◆ TESTO DA LEGGERE:
□ □ □ □
Venticinque rapine a mano armata ai danni prevalentemente di benzinai in soli due mesi tra marzo e aprile, paura a Salerno: due fermi, la polizia ricerca anche altri complici
Nel giro di appena due mesi, venticinque rapine a mano armata hanno seminato paura nel salernitano e in particolare nell’area di Nocera. Un’escalation criminale che preso di mira soprattutto i distributori di carburante, colpiti con modalità rapide e ben organizzate. Dopo settimane di attente indagini, la Squadra Mobile di Salerno ha eseguito il fermo due cittadini albanesi di 22 anni. Entrambi sono ritenuti parte di un’organizzazione dedita a rapine e furti. Altri due indagati risultano ancora ricercati. L’operazione è stata coordinata dalla Procura di Nocera Inferiore, che contesta agli arrestati l’associazione a delinquere finalizzata alla commissione di rapine aggravate, furti e ricettazione. Gli investigatori, inoltre, ritengono che il gruppo fosse anche responsabile di una serie di assalti compiuti tra marzo e aprile scorsi.
□ □ □ □
◆ ELENCO DEI COMPITI:
[A] Nell'articolo sulle rapine nel salernitano, quale ufficio ha coordinato l'operazione?
[B] Prosegui l'articolo sulle rapine nel salernitano dopo la sua ultima frase.
I record qui di seguito sono materiale a sé, distinto dall'articolo sulle rapine nel salernitano.

(Voci dei dati memorizzati)
□ □ □ □
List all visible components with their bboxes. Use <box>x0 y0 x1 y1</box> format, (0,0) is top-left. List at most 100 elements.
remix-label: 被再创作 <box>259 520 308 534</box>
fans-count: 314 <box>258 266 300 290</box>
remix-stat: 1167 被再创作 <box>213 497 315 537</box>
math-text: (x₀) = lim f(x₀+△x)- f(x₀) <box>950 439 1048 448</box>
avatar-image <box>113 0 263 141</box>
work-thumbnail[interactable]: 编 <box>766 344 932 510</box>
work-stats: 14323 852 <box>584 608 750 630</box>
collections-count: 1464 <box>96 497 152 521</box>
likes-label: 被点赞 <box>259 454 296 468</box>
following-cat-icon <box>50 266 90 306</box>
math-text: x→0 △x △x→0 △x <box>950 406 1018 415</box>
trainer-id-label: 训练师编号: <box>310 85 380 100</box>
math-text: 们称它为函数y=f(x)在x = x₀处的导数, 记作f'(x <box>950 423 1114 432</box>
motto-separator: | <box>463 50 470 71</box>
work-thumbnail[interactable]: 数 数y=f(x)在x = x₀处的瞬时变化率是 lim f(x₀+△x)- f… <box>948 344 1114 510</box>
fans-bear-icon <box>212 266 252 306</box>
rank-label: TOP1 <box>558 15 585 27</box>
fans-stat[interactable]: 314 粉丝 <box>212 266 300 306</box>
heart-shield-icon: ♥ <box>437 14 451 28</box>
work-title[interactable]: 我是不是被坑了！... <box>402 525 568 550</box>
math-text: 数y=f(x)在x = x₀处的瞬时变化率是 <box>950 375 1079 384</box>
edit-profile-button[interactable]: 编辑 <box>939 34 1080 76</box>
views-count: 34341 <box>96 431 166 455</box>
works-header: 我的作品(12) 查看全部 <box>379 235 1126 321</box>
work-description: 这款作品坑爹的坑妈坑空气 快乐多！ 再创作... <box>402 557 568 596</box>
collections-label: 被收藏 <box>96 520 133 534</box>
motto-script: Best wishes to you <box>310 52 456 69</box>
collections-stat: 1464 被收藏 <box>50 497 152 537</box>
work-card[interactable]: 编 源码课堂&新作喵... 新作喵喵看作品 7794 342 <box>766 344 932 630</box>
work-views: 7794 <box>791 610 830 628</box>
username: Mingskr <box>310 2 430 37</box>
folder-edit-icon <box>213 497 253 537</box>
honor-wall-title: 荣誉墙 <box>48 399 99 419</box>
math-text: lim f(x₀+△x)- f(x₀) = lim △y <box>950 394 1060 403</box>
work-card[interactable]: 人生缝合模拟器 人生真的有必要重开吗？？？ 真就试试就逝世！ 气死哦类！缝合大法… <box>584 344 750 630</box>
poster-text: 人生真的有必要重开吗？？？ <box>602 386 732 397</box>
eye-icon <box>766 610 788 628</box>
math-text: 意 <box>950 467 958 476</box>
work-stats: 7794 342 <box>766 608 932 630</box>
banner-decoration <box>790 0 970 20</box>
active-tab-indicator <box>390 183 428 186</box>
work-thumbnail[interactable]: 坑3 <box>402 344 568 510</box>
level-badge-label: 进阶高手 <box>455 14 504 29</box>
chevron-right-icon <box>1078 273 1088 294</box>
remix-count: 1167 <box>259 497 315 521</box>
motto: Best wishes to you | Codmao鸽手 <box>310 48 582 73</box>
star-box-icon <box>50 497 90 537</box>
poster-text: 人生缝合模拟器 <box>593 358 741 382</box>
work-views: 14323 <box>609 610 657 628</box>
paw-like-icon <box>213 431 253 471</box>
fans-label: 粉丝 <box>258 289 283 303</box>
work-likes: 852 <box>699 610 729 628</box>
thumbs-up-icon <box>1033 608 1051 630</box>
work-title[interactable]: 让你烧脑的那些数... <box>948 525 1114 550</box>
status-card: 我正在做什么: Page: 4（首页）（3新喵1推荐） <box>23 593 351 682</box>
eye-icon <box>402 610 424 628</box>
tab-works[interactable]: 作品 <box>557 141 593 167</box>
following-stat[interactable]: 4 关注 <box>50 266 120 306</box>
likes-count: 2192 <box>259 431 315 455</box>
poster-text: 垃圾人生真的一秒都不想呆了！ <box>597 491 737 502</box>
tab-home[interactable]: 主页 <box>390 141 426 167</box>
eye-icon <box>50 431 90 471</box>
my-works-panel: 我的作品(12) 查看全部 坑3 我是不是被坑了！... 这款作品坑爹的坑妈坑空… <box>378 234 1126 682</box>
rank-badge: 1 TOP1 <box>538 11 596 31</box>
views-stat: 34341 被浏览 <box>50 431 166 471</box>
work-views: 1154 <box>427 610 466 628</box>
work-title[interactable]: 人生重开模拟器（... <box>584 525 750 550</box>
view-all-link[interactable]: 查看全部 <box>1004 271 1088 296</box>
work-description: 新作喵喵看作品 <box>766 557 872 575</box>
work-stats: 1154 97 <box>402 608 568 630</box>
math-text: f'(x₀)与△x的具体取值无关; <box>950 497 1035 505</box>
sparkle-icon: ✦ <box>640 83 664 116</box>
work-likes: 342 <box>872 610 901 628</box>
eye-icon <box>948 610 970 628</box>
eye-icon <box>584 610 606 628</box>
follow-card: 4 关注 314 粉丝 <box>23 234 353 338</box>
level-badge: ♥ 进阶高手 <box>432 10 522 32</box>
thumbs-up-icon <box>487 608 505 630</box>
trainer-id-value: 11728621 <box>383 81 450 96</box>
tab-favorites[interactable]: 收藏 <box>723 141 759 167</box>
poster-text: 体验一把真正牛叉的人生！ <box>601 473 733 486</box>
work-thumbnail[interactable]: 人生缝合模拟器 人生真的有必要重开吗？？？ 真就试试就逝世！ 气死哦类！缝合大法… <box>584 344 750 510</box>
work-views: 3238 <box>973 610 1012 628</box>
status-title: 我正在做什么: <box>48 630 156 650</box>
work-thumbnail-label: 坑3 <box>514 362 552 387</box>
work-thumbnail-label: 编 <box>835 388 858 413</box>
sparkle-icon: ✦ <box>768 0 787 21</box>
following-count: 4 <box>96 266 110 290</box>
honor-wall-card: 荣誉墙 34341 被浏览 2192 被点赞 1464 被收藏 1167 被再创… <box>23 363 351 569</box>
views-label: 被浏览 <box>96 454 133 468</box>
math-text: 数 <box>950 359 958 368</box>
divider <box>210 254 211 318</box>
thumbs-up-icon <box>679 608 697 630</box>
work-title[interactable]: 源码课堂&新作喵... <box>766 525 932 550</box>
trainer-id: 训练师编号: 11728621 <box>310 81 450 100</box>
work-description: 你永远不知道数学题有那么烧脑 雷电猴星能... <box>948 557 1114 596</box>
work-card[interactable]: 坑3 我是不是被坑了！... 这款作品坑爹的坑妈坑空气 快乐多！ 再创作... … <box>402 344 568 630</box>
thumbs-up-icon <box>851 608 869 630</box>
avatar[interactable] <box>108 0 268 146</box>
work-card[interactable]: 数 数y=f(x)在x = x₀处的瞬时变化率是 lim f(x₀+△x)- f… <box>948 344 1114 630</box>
□ □ □ □
◆ RISPOSTE:
[A] La Procura di Nocera Inferiore.

[B]
Il modus operandi della banda
Secondo quanto emerso dalle indagini, il gruppo agiva con una tecnica ormai ben consolidata. I rapinatori, spesso travisati e armati di pistola, arrivavano a bordo di auto rubate e colpivano in rapida successione diversi obiettivi. Nel mirino finivano soprattutto benzinai, costretti sotto minaccia a consegnare l’intero incasso. Le vetture usate per le rapine, venivano rubate poco prima dei colpi. Gli investigatori hanno ricostruito che l’organizzazione disponeva inizialmente di automobili noleggiate, impiegate per mettere a segno i furti di altre auto, poi usate durante gli assalti. Una strategia ben studiata per rendere più difficile il lavoro delle forze dell’ordine e cancellare ogni traccia. La rapidità delle azioni e la ripetitività delle modalità operative, hanno fatto nascere negli investigatori il forte sospetto di una regia unica dietro i numerosi episodi criminali registrati sull’intero territorio.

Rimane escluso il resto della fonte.